PROBLEM DESCRIPTION:
Only lines holding the word "Delta" should be copied from the material.

RAW DATA:
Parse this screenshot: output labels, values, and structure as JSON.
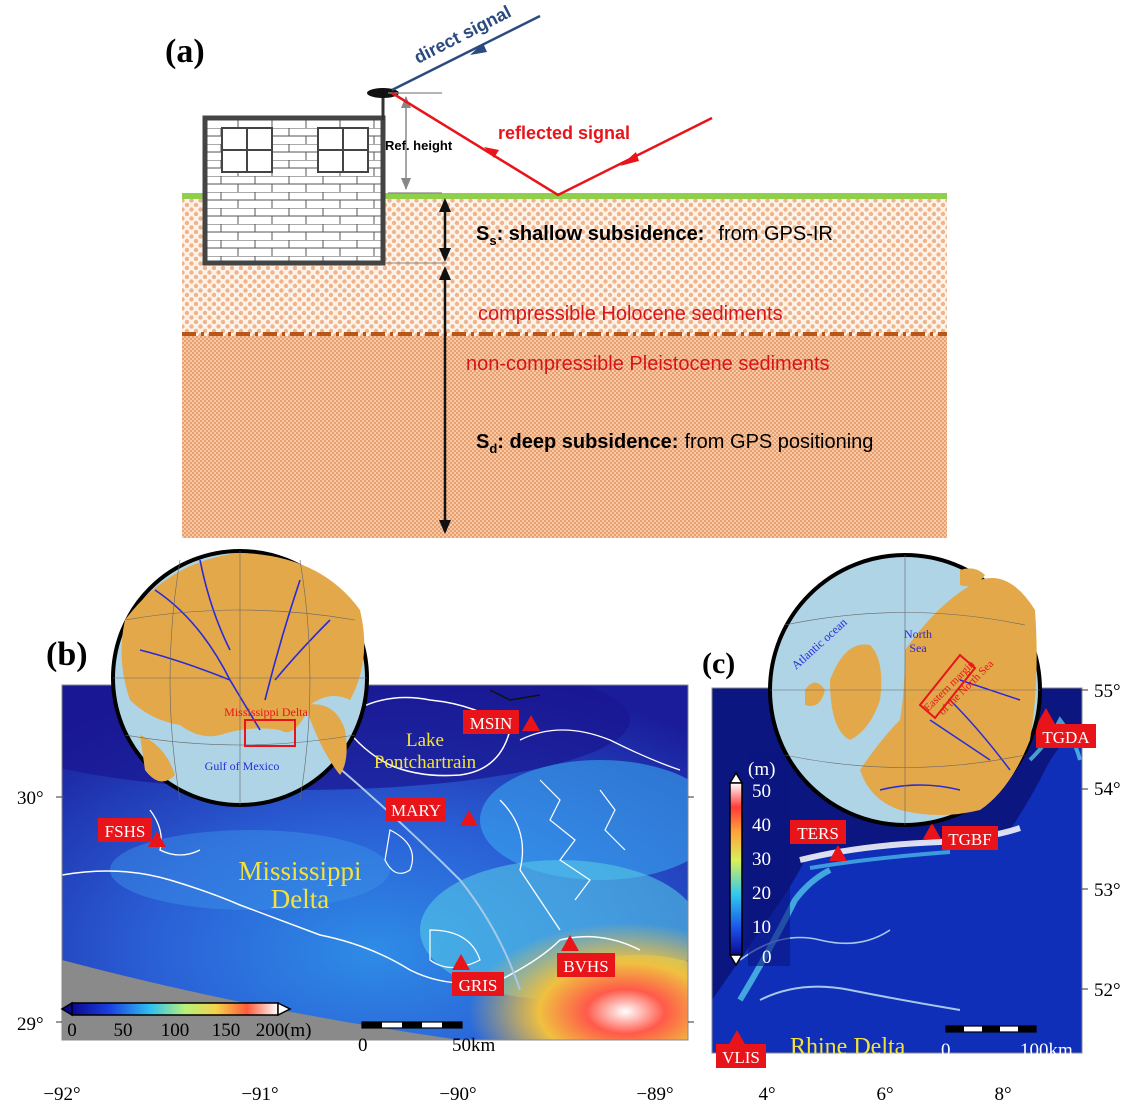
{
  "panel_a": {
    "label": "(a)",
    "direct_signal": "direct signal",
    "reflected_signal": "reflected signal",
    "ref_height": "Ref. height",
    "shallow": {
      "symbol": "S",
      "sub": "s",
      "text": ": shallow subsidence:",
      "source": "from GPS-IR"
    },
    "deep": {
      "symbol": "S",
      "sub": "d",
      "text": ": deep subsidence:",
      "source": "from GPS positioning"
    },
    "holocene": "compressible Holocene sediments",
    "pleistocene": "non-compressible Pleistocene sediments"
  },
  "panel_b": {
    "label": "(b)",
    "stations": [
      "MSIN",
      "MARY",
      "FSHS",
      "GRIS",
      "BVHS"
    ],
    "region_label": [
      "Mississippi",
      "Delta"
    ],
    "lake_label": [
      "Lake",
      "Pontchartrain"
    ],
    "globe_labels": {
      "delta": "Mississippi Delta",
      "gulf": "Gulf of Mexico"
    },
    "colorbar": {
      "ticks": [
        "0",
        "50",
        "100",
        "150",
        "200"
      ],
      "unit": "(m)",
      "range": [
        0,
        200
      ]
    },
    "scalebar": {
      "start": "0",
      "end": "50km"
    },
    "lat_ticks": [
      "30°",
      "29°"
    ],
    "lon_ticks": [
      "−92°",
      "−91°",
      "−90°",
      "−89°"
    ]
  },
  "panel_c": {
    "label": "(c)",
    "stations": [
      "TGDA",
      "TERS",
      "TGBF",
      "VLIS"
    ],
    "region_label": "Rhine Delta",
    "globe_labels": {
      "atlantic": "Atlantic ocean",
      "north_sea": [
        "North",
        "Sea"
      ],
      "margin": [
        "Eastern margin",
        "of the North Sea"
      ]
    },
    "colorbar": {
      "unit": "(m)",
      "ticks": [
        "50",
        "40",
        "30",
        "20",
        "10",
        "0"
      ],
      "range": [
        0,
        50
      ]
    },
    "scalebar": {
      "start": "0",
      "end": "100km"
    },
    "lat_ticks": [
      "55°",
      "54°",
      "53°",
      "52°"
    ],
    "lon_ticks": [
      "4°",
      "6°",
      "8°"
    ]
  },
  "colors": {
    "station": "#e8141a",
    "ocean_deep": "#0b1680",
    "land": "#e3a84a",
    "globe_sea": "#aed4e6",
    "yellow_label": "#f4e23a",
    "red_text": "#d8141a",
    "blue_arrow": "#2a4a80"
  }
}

--

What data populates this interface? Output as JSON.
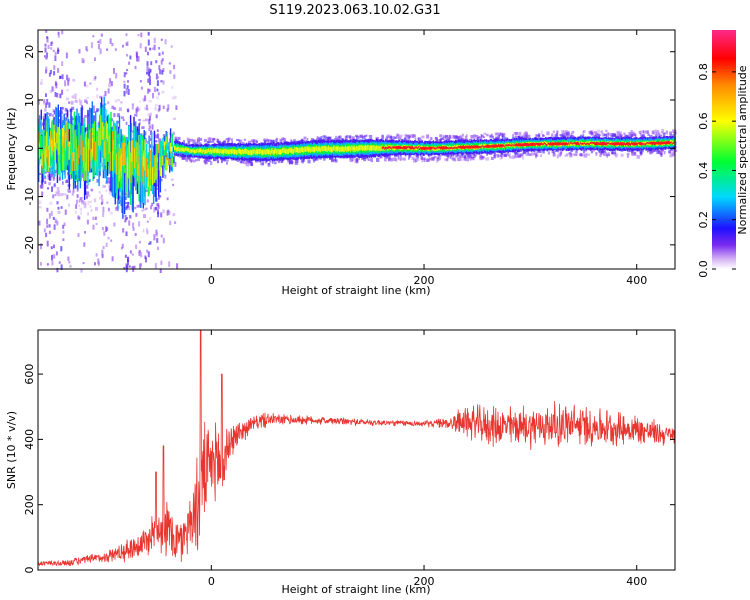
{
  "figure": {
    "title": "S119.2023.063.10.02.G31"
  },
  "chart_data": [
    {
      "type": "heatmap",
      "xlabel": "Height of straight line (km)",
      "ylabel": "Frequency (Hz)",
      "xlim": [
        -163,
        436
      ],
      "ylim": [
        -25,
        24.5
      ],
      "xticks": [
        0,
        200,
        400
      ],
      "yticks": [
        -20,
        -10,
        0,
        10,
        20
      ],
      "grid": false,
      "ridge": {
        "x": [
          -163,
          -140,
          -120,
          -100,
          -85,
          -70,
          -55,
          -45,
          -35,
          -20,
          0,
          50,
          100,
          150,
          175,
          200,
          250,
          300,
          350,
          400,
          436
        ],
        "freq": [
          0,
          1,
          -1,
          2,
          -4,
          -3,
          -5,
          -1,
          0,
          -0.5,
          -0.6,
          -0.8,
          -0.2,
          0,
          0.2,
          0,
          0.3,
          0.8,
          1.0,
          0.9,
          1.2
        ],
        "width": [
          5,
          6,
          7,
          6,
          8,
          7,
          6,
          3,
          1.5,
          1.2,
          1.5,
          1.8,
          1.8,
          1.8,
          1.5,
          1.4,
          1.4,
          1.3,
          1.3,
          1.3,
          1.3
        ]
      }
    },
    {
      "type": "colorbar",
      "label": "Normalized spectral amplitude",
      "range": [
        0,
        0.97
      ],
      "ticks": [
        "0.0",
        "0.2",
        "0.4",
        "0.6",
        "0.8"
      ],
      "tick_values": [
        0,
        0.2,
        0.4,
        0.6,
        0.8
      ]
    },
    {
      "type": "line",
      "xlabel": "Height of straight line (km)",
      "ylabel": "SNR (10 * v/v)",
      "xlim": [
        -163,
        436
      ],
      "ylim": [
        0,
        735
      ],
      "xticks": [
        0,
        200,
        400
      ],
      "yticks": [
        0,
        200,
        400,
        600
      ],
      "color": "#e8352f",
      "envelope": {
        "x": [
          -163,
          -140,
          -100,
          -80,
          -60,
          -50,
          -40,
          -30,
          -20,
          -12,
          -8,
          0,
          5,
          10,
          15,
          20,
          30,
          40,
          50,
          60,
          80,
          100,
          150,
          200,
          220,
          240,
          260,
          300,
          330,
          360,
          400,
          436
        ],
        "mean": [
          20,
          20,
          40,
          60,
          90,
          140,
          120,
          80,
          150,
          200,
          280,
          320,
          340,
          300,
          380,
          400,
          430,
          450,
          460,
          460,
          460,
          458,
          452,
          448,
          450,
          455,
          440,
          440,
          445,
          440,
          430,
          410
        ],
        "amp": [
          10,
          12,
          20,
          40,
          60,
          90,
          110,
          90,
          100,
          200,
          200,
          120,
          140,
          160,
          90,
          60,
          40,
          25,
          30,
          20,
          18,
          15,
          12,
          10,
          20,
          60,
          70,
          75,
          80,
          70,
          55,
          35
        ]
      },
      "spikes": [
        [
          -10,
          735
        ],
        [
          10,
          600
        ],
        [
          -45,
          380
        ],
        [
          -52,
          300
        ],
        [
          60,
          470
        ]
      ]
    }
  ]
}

FINISHED TASK:
      "Delta"
      "delta": "Mississippi Delta",
    "region_label": "Rhine Delta",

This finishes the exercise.